From the records below, pull each line that has "Mitigation".

--------------------

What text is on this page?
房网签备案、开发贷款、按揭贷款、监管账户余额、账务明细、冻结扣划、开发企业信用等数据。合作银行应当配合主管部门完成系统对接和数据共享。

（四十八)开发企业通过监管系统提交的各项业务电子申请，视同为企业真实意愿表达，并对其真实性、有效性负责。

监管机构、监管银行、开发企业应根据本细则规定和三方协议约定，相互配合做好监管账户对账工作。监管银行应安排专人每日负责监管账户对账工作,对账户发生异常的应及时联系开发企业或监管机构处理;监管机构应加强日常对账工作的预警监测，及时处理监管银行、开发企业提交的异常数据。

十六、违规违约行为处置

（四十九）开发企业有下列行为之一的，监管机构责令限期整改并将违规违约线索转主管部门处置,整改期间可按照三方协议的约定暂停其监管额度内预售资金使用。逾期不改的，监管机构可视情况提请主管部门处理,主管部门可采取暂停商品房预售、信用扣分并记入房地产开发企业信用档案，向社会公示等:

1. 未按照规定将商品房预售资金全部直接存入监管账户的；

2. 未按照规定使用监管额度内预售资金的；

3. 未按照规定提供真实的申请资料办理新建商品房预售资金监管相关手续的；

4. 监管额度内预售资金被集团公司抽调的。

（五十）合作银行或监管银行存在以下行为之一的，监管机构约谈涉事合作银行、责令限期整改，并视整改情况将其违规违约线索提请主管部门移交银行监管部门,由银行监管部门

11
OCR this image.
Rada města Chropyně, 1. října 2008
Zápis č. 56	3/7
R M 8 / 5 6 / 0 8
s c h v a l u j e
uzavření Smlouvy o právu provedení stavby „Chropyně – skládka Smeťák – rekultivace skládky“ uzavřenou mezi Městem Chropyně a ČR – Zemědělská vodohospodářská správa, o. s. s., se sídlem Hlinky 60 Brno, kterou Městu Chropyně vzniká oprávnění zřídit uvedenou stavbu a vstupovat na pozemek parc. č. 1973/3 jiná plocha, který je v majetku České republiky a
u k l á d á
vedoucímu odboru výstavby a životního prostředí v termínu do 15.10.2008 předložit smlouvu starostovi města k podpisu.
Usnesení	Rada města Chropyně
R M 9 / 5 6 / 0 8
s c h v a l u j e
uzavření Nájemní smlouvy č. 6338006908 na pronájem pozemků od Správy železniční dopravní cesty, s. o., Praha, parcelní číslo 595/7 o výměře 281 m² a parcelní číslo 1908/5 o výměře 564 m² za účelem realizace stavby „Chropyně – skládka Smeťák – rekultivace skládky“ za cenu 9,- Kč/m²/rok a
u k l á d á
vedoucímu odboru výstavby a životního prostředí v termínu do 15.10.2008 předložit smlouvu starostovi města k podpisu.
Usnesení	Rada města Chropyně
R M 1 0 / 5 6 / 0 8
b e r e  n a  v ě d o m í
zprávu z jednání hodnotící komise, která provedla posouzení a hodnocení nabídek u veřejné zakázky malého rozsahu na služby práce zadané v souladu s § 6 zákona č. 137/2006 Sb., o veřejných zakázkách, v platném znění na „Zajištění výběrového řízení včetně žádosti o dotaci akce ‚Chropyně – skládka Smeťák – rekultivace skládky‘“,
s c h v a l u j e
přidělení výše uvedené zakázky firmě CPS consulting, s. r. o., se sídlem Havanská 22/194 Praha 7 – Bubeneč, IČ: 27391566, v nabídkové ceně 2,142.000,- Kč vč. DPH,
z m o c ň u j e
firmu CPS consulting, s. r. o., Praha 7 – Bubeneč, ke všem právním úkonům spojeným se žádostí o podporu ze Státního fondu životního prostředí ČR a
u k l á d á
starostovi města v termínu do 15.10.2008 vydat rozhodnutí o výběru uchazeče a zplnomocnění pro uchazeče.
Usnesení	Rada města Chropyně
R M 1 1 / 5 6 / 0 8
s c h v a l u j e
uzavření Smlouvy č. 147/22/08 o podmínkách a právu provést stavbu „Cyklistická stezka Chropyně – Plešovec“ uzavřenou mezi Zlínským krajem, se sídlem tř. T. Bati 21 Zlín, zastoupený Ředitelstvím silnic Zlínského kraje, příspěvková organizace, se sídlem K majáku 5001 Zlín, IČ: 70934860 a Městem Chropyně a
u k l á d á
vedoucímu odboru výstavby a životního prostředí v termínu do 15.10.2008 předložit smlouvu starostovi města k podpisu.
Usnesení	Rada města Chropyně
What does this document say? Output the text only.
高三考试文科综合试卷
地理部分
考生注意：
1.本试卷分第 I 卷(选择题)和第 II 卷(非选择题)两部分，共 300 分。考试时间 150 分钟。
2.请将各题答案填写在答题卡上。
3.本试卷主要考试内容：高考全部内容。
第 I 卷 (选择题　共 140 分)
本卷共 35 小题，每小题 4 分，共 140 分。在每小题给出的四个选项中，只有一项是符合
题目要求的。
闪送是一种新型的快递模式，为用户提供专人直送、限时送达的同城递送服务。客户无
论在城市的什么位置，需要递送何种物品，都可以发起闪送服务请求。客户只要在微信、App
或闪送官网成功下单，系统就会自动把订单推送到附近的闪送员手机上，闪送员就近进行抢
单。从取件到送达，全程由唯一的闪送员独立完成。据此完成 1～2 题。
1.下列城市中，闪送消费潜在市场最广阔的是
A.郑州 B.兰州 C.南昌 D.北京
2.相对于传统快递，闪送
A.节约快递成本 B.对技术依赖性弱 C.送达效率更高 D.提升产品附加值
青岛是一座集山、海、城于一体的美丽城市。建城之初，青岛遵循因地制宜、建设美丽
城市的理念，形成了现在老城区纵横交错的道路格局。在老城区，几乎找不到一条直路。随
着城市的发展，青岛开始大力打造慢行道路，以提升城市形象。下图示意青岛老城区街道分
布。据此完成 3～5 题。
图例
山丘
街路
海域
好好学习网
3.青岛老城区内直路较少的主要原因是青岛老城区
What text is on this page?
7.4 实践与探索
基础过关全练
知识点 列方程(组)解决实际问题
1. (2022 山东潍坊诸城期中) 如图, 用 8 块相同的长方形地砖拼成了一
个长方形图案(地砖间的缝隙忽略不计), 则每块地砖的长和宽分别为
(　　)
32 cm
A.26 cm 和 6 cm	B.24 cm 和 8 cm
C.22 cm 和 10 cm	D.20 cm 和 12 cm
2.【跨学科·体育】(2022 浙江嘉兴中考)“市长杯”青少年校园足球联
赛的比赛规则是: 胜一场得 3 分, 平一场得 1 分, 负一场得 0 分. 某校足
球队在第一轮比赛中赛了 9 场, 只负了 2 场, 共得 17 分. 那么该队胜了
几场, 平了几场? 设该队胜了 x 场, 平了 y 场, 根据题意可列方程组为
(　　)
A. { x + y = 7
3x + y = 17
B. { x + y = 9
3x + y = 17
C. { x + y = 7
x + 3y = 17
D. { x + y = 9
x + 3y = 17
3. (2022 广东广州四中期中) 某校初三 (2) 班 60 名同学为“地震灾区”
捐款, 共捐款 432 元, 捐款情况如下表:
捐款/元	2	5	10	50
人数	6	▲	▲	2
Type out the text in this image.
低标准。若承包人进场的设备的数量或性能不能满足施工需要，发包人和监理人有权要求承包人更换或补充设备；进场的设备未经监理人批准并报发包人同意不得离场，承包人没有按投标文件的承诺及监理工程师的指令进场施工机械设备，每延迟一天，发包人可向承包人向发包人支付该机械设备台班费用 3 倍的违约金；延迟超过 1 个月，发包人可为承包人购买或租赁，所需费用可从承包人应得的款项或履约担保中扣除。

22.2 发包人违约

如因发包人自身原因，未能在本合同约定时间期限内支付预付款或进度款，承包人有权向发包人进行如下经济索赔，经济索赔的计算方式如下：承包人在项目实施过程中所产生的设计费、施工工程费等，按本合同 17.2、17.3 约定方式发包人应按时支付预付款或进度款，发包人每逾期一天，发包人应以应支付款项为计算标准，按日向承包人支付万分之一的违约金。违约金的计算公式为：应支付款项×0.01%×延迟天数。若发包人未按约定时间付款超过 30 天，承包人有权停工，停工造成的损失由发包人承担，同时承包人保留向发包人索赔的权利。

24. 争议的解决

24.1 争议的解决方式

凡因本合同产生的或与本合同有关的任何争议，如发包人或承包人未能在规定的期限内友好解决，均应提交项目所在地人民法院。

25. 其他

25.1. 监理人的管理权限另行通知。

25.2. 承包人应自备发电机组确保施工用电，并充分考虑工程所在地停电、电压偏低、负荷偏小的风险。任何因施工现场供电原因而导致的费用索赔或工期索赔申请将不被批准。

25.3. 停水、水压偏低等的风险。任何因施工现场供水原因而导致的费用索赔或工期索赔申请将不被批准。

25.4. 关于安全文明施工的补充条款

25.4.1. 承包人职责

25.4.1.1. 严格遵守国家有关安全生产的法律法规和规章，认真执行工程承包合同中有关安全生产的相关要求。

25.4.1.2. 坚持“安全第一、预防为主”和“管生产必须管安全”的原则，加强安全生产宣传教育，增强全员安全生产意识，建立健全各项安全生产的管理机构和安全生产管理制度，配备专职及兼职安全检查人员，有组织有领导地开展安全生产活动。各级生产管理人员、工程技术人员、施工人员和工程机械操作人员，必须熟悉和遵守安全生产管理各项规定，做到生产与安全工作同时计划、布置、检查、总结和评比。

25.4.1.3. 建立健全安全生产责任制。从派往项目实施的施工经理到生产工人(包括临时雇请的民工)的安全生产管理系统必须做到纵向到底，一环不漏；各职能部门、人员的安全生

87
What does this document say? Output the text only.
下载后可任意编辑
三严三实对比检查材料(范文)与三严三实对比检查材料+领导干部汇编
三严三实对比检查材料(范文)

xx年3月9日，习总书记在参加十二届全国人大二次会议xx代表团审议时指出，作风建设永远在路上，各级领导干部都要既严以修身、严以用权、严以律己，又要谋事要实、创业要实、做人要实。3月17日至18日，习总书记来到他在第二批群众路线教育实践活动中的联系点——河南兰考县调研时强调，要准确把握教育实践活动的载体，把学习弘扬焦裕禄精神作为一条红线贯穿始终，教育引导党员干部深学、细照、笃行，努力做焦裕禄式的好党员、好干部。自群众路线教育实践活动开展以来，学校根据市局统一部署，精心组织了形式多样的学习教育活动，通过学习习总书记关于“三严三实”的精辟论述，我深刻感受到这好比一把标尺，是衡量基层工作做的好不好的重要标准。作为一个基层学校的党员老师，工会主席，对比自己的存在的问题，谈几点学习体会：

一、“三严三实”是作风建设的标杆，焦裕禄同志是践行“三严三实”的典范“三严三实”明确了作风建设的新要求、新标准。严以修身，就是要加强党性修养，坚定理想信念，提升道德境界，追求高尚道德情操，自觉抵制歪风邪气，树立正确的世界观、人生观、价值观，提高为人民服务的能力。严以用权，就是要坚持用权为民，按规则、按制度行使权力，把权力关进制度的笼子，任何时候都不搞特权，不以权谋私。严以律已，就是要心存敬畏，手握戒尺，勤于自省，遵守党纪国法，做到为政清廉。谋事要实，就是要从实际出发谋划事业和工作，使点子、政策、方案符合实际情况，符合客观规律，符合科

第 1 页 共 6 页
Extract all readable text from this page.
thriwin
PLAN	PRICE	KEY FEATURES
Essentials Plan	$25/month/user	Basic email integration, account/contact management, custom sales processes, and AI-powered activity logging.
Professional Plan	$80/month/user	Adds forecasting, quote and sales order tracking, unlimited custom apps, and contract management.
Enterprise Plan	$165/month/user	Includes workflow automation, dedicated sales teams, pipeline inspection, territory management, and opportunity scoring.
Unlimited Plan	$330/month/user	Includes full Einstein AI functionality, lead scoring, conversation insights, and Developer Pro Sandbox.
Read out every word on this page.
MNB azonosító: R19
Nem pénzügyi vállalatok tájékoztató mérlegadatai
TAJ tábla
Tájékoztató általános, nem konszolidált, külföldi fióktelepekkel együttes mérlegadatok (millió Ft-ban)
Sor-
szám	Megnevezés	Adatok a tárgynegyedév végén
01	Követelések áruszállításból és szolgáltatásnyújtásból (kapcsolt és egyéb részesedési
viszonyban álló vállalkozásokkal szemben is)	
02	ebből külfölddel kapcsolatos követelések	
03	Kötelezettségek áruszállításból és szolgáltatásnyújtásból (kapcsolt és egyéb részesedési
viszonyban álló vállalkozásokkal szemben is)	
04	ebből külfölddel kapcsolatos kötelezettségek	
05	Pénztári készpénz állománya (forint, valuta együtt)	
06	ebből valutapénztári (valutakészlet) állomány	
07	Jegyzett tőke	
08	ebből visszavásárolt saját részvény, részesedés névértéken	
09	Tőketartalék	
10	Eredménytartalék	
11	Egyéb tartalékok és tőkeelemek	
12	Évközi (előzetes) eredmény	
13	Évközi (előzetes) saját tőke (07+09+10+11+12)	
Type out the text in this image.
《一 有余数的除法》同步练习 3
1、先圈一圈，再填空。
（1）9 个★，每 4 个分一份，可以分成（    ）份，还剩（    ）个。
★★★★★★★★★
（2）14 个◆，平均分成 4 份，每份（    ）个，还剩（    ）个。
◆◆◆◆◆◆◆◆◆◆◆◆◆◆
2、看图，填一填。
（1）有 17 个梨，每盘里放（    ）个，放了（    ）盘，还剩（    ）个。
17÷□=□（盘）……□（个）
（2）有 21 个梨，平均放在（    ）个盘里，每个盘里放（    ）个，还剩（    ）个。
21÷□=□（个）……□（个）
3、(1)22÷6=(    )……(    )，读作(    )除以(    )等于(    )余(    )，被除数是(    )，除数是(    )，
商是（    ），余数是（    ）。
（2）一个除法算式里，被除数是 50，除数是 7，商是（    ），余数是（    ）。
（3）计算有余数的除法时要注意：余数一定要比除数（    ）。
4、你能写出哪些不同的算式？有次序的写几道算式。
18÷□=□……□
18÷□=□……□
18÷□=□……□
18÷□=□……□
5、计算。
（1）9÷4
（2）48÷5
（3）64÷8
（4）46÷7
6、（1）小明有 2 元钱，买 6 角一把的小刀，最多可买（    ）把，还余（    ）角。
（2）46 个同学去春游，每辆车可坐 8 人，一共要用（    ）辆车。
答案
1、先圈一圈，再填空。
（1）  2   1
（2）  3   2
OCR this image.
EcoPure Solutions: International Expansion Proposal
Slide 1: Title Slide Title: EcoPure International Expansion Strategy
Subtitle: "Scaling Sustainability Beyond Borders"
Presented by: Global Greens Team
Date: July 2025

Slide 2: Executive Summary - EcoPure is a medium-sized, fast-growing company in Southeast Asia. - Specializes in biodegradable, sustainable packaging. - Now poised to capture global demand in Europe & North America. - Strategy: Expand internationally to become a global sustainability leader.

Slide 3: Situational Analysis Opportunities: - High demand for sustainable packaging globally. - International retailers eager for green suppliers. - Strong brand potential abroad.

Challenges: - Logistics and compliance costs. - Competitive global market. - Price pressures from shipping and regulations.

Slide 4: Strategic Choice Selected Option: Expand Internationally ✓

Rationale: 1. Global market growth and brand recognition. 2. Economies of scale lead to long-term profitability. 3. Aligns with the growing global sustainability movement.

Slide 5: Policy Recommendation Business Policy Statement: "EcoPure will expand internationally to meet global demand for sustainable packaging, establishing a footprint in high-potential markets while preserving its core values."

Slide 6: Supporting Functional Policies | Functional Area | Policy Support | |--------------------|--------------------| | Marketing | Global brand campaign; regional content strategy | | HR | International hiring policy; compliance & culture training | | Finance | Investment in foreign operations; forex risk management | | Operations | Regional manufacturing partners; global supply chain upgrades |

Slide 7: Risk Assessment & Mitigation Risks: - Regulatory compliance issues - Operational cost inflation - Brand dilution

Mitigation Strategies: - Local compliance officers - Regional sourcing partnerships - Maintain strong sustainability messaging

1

--------------------

> [Problem solution]:
Slide 7: Risk Assessment & Mitigation Risks: - Regulatory compliance issues - Operational cost inflation - Brand dilution
Mitigation Strategies: - Local compliance officers - Regional sourcing partnerships - Maintain strong sustainability messaging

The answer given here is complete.